Directive » Copy out the lines of the data starting at the line containing "formula-arguments: ,Residencial, (428, 262, 531, 277)" and ending at the line containing "tag-icon (24, 138, 44, 163)", both included, character for character.

(Page element annotations)
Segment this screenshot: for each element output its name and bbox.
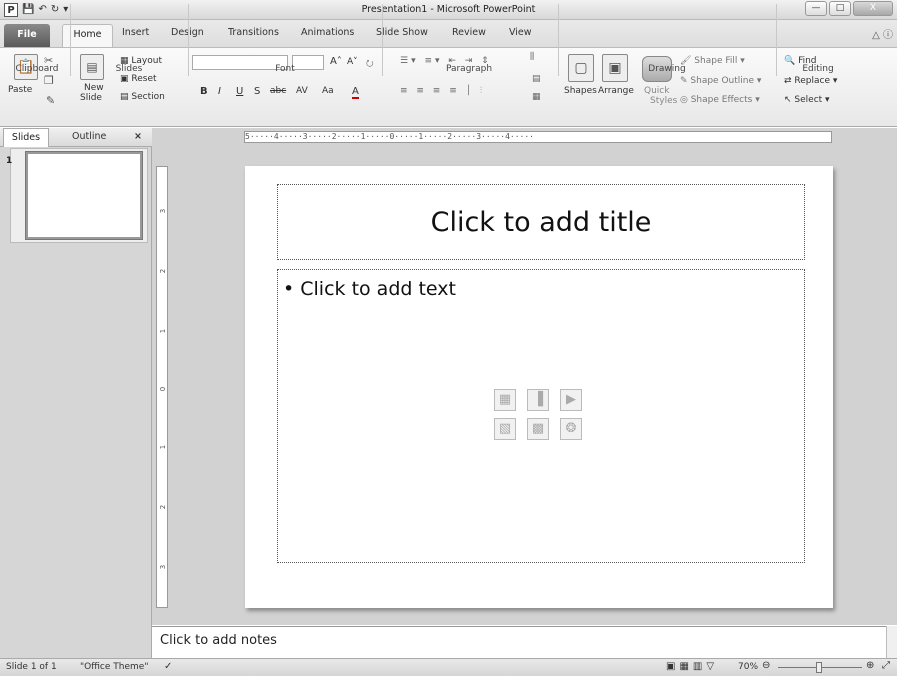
horizontal-ruler: 5·····4·····3·····2·····1·····0·····1···… [244, 131, 832, 143]
bold-button[interactable]: B [200, 86, 208, 97]
notes-placeholder: Click to add notes [160, 633, 277, 648]
insert-table-icon[interactable]: ▦ [494, 389, 516, 411]
bullet-text: Click to add text [300, 278, 456, 300]
text-direction-icon[interactable]: ⫼ [530, 52, 534, 62]
tab-transitions[interactable]: Transitions [228, 27, 279, 38]
drawing-group-label: Drawing [648, 64, 686, 74]
vertical-ruler-mark: 3 [159, 564, 167, 570]
shadow-button[interactable]: S [254, 86, 260, 97]
theme-name[interactable]: "Office Theme" [80, 662, 148, 672]
title-placeholder-text: Click to add title [430, 206, 652, 238]
zoom-in-icon[interactable]: ⊕ [866, 660, 874, 671]
quick-styles-label-2[interactable]: Styles [650, 96, 677, 106]
window-title: Presentation1 - Microsoft PowerPoint [361, 4, 536, 15]
content-placeholder-text: • Click to add text [283, 278, 456, 300]
tab-slide-show[interactable]: Slide Show [376, 27, 428, 38]
tab-review[interactable]: Review [452, 27, 486, 38]
slides-group-label: Slides [115, 64, 143, 74]
shape-outline-label: Shape Outline [690, 76, 755, 86]
shape-outline-button[interactable]: ✎ Shape Outline ▾ [680, 76, 761, 86]
tab-insert[interactable]: Insert [122, 27, 149, 38]
notes-scrollbar[interactable] [886, 626, 897, 658]
tab-slides[interactable]: Slides [3, 128, 49, 147]
strikethrough-button[interactable]: abc [270, 86, 286, 96]
new-slide-label-1[interactable]: New [84, 83, 104, 93]
underline-button[interactable]: U [236, 86, 243, 97]
new-slide-label-2[interactable]: Slide [80, 93, 102, 103]
vertical-ruler: 3 2 1 0 1 2 3 [156, 166, 168, 608]
font-group-label: Font [275, 64, 295, 74]
vertical-ruler-mark: 3 [159, 208, 167, 214]
paste-button[interactable]: Paste [8, 85, 32, 95]
italic-button[interactable]: I [218, 86, 221, 97]
font-color-button[interactable]: A [352, 86, 359, 99]
close-button[interactable]: X [853, 1, 893, 16]
character-spacing-button[interactable]: AV [296, 86, 308, 96]
tab-file[interactable]: File [4, 24, 50, 47]
title-placeholder[interactable]: Click to add title [277, 184, 805, 260]
select-button[interactable]: ↖ Select ▾ [784, 95, 830, 105]
quick-styles-label-1[interactable]: Quick [644, 86, 669, 96]
vertical-ruler-mark: 1 [159, 444, 167, 450]
vertical-ruler-mark: 1 [159, 328, 167, 334]
minimize-button[interactable]: — [805, 1, 827, 16]
change-case-button[interactable]: Aa [322, 86, 334, 96]
vertical-ruler-mark: 2 [159, 268, 167, 274]
section-label: Section [131, 92, 165, 102]
insert-media-icon[interactable]: ❂ [560, 418, 582, 440]
zoom-slider-thumb[interactable] [816, 662, 822, 673]
tab-outline[interactable]: Outline [72, 131, 106, 142]
section-button[interactable]: ▤ Section [120, 92, 165, 102]
slide-thumbnail[interactable] [26, 152, 142, 239]
ribbon-separator [188, 4, 189, 76]
insert-picture-icon[interactable]: ▧ [494, 418, 516, 440]
tab-view[interactable]: View [509, 27, 532, 38]
ribbon-tabs: File Home Insert Design Transitions Anim… [0, 20, 897, 47]
copy-icon[interactable]: ❐ [44, 74, 54, 87]
clipboard-group-label: Clipboard [15, 64, 59, 74]
ribbon-separator [558, 4, 559, 76]
reset-label: Reset [131, 74, 157, 84]
smartart-icon[interactable]: ▦ [532, 92, 541, 102]
alignment-buttons[interactable]: ≡ ≡ ≡ ≡ │ ⫶ [400, 86, 485, 96]
shape-effects-button[interactable]: ◎ Shape Effects ▾ [680, 95, 760, 105]
paragraph-group-label: Paragraph [445, 64, 493, 74]
ribbon-separator [382, 4, 383, 76]
window-controls: — □ X [805, 1, 893, 16]
slide-thumbnail-number: 1 [6, 156, 13, 166]
view-buttons[interactable]: ▣▦▥▽ [666, 661, 718, 672]
fit-to-window-icon[interactable]: ⤢ [882, 660, 890, 671]
slides-pane-tabs: Slides Outline × [0, 128, 152, 147]
shape-effects-label: Shape Effects [690, 95, 753, 105]
align-text-icon[interactable]: ▤ [532, 74, 541, 84]
insert-clip-art-icon[interactable]: ▩ [527, 418, 549, 440]
vertical-ruler-mark: 2 [159, 504, 167, 510]
maximize-button[interactable]: □ [829, 1, 851, 16]
content-placeholder[interactable] [277, 269, 805, 563]
ribbon-separator [776, 4, 777, 76]
vertical-ruler-mark: 0 [159, 386, 167, 392]
slide-count: Slide 1 of 1 [6, 662, 57, 672]
spell-check-icon[interactable]: ✓ [164, 661, 172, 672]
replace-label: Replace [794, 76, 831, 86]
editing-group-label: Editing [802, 64, 834, 74]
replace-button[interactable]: ⇄ Replace ▾ [784, 76, 837, 86]
format-painter-icon[interactable]: ✎ [46, 94, 55, 107]
zoom-out-icon[interactable]: ⊖ [762, 660, 770, 671]
ribbon-collapse-icon[interactable]: △ ⓘ [872, 26, 893, 41]
shapes-button[interactable]: Shapes [564, 86, 597, 96]
insert-smartart-icon[interactable]: ▶ [560, 389, 582, 411]
arrange-button[interactable]: Arrange [598, 86, 634, 96]
insert-chart-icon[interactable]: ▐ [527, 389, 549, 411]
select-label: Select [794, 95, 823, 105]
ribbon-separator [70, 4, 71, 76]
zoom-level[interactable]: 70% [738, 662, 758, 672]
tab-animations[interactable]: Animations [301, 27, 354, 38]
reset-button[interactable]: ▣ Reset [120, 74, 157, 84]
close-pane-icon[interactable]: × [134, 131, 142, 142]
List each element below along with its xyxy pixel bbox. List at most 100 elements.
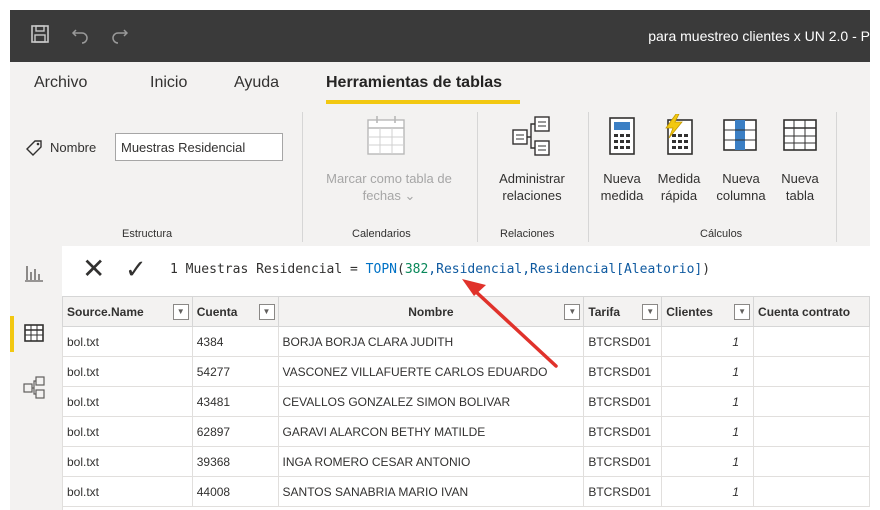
formula-arguments: ,Residencial, (428, 262, 531, 277)
cell-clientes[interactable]: 1 (661, 386, 755, 417)
cell-cuenta-contrato[interactable] (753, 476, 870, 507)
cell-cuenta-contrato[interactable] (753, 386, 870, 417)
filter-dropdown-icon[interactable]: ▼ (642, 304, 659, 320)
tag-icon (24, 138, 44, 163)
ribbon: Nombre Estructura Marcar como tabla de f… (10, 106, 870, 247)
cell-cuenta-contrato[interactable] (753, 416, 870, 447)
cell-source-name[interactable]: bol.txt (62, 446, 193, 477)
tab-inicio[interactable]: Inicio (150, 74, 187, 92)
cell-clientes[interactable]: 1 (661, 416, 755, 447)
calendar-icon (366, 114, 406, 161)
new-table-button[interactable]: Nueva tabla (774, 170, 826, 204)
cell-clientes[interactable]: 1 (661, 476, 755, 507)
cell-nombre[interactable]: CEVALLOS GONZALEZ SIMON BOLIVAR (277, 386, 585, 417)
model-view-icon[interactable] (23, 376, 45, 405)
cell-cuenta[interactable]: 54277 (191, 356, 279, 387)
cell-clientes[interactable]: 1 (661, 356, 755, 387)
column-header-nombre[interactable]: Nombre ▼ (277, 296, 585, 327)
cell-source-name[interactable]: bol.txt (62, 476, 193, 507)
filter-dropdown-icon[interactable]: ▼ (258, 304, 275, 320)
save-icon[interactable] (30, 24, 50, 49)
new-measure-label-2: medida (600, 188, 644, 203)
cell-tarifa[interactable]: BTCRSD01 (583, 326, 663, 357)
mark-as-date-table-label-1: Marcar como tabla de (326, 171, 452, 186)
redo-icon[interactable] (110, 24, 130, 49)
table-row[interactable]: bol.txt 54277 VASCONEZ VILLAFUERTE CARLO… (62, 356, 870, 387)
manage-relationships-button[interactable]: Administrar relaciones (484, 170, 580, 204)
table-row[interactable]: bol.txt 43481 CEVALLOS GONZALEZ SIMON BO… (62, 386, 870, 417)
cell-cuenta[interactable]: 4384 (191, 326, 279, 357)
cell-cuenta[interactable]: 44008 (191, 476, 279, 507)
data-grid: Source.Name ▼ Cuenta ▼ Nombre ▼ Tarifa ▼ Cli… (62, 296, 870, 510)
cell-nombre[interactable]: BORJA BORJA CLARA JUDITH (277, 326, 585, 357)
mark-as-date-table-button[interactable]: Marcar como tabla de fechas ⌄ (308, 170, 470, 204)
report-view-icon[interactable] (23, 262, 45, 289)
cell-nombre[interactable]: VASCONEZ VILLAFUERTE CARLOS EDUARDO (277, 356, 585, 387)
group-label-relaciones: Relaciones (500, 228, 555, 240)
table-row[interactable]: bol.txt 44008 SANTOS SANABRIA MARIO IVAN… (62, 476, 870, 507)
commit-formula-button[interactable]: ✓ (125, 254, 147, 284)
formula-close-paren: ) (702, 262, 711, 277)
filter-dropdown-icon[interactable]: ▼ (564, 304, 581, 320)
active-tab-indicator (326, 100, 520, 104)
column-header-tarifa[interactable]: Tarifa ▼ (583, 296, 663, 327)
cell-nombre[interactable]: SANTOS SANABRIA MARIO IVAN (277, 476, 585, 507)
quick-measure-label-1: Medida (657, 171, 701, 186)
cancel-formula-button[interactable]: ✕ (82, 254, 105, 284)
cell-source-name[interactable]: bol.txt (62, 386, 193, 417)
new-column-label-2: columna (716, 188, 766, 203)
column-header-clientes[interactable]: Clientes ▼ (661, 296, 755, 327)
formula-bar: ✕ ✓ 1 Muestras Residencial = TOPN(382,Re… (62, 246, 870, 297)
new-column-button[interactable]: Nueva columna (708, 170, 774, 204)
cell-nombre[interactable]: GARAVI ALARCON BETHY MATILDE (277, 416, 585, 447)
column-header-cuenta[interactable]: Cuenta ▼ (191, 296, 279, 327)
formula-editor[interactable]: 1 Muestras Residencial = TOPN(382,Reside… (170, 262, 710, 277)
quick-measure-button[interactable]: Medida rápida (650, 170, 708, 204)
cell-cuenta-contrato[interactable] (753, 326, 870, 357)
column-header-label: Source.Name (67, 304, 144, 319)
formula-line-number: 1 (170, 262, 178, 277)
column-header-source-name[interactable]: Source.Name ▼ (62, 296, 193, 327)
filter-dropdown-icon[interactable]: ▼ (734, 304, 751, 320)
cell-source-name[interactable]: bol.txt (62, 326, 193, 357)
table-row[interactable]: bol.txt 62897 GARAVI ALARCON BETHY MATIL… (62, 416, 870, 447)
tab-archivo[interactable]: Archivo (34, 74, 87, 92)
filter-dropdown-icon[interactable]: ▼ (172, 304, 189, 320)
column-header-label: Tarifa (588, 304, 621, 319)
cell-cuenta[interactable]: 62897 (191, 416, 279, 447)
active-view-indicator (10, 316, 14, 352)
cell-tarifa[interactable]: BTCRSD01 (583, 386, 663, 417)
quick-measure-icon (662, 113, 696, 161)
cell-tarifa[interactable]: BTCRSD01 (583, 446, 663, 477)
cell-nombre[interactable]: INGA ROMERO CESAR ANTONIO (277, 446, 585, 477)
cell-cuenta[interactable]: 43481 (191, 386, 279, 417)
title-bar: para muestreo clientes x UN 2.0 - P (10, 10, 870, 62)
cell-cuenta-contrato[interactable] (753, 446, 870, 477)
cell-cuenta-contrato[interactable] (753, 356, 870, 387)
table-row[interactable]: bol.txt 39368 INGA ROMERO CESAR ANTONIO … (62, 446, 870, 477)
data-table: Source.Name ▼ Cuenta ▼ Nombre ▼ Tarifa ▼ Cli… (62, 296, 870, 507)
cell-source-name[interactable]: bol.txt (62, 416, 193, 447)
formula-function: TOPN (365, 262, 397, 277)
cell-source-name[interactable]: bol.txt (62, 356, 193, 387)
formula-prefix: Muestras Residencial = (177, 262, 366, 277)
new-measure-label-1: Nueva (603, 171, 641, 186)
column-header-cuenta-contrato[interactable]: Cuenta contrato (753, 296, 870, 327)
table-row[interactable]: bol.txt 4384 BORJA BORJA CLARA JUDITH BT… (62, 326, 870, 357)
data-view-icon[interactable] (23, 322, 45, 349)
column-header-label: Nombre (408, 304, 454, 319)
new-table-icon (782, 118, 818, 157)
cell-tarifa[interactable]: BTCRSD01 (583, 416, 663, 447)
new-measure-button[interactable]: Nueva medida (596, 170, 648, 204)
undo-icon[interactable] (70, 24, 90, 49)
group-label-calculos: Cálculos (700, 228, 743, 240)
tab-ayuda[interactable]: Ayuda (234, 74, 279, 92)
cell-tarifa[interactable]: BTCRSD01 (583, 476, 663, 507)
table-name-input[interactable] (115, 133, 283, 161)
tab-herramientas-de-tablas[interactable]: Herramientas de tablas (326, 74, 502, 92)
cell-cuenta[interactable]: 39368 (191, 446, 279, 477)
cell-tarifa[interactable]: BTCRSD01 (583, 356, 663, 387)
cell-clientes[interactable]: 1 (661, 326, 755, 357)
manage-relationships-label-2: relaciones (502, 188, 562, 203)
cell-clientes[interactable]: 1 (661, 446, 755, 477)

Result of the exercise »
formula-arguments: ,Residencial, (428, 262, 531, 277)
cell-clientes[interactable]: 1 (661, 386, 755, 417)
cell-cuenta-contrato[interactable] (753, 476, 870, 507)
cell-cuenta-contrato[interactable] (753, 386, 870, 417)
filter-dropdown-icon[interactable]: ▼ (642, 304, 659, 320)
tag-icon (24, 138, 44, 163)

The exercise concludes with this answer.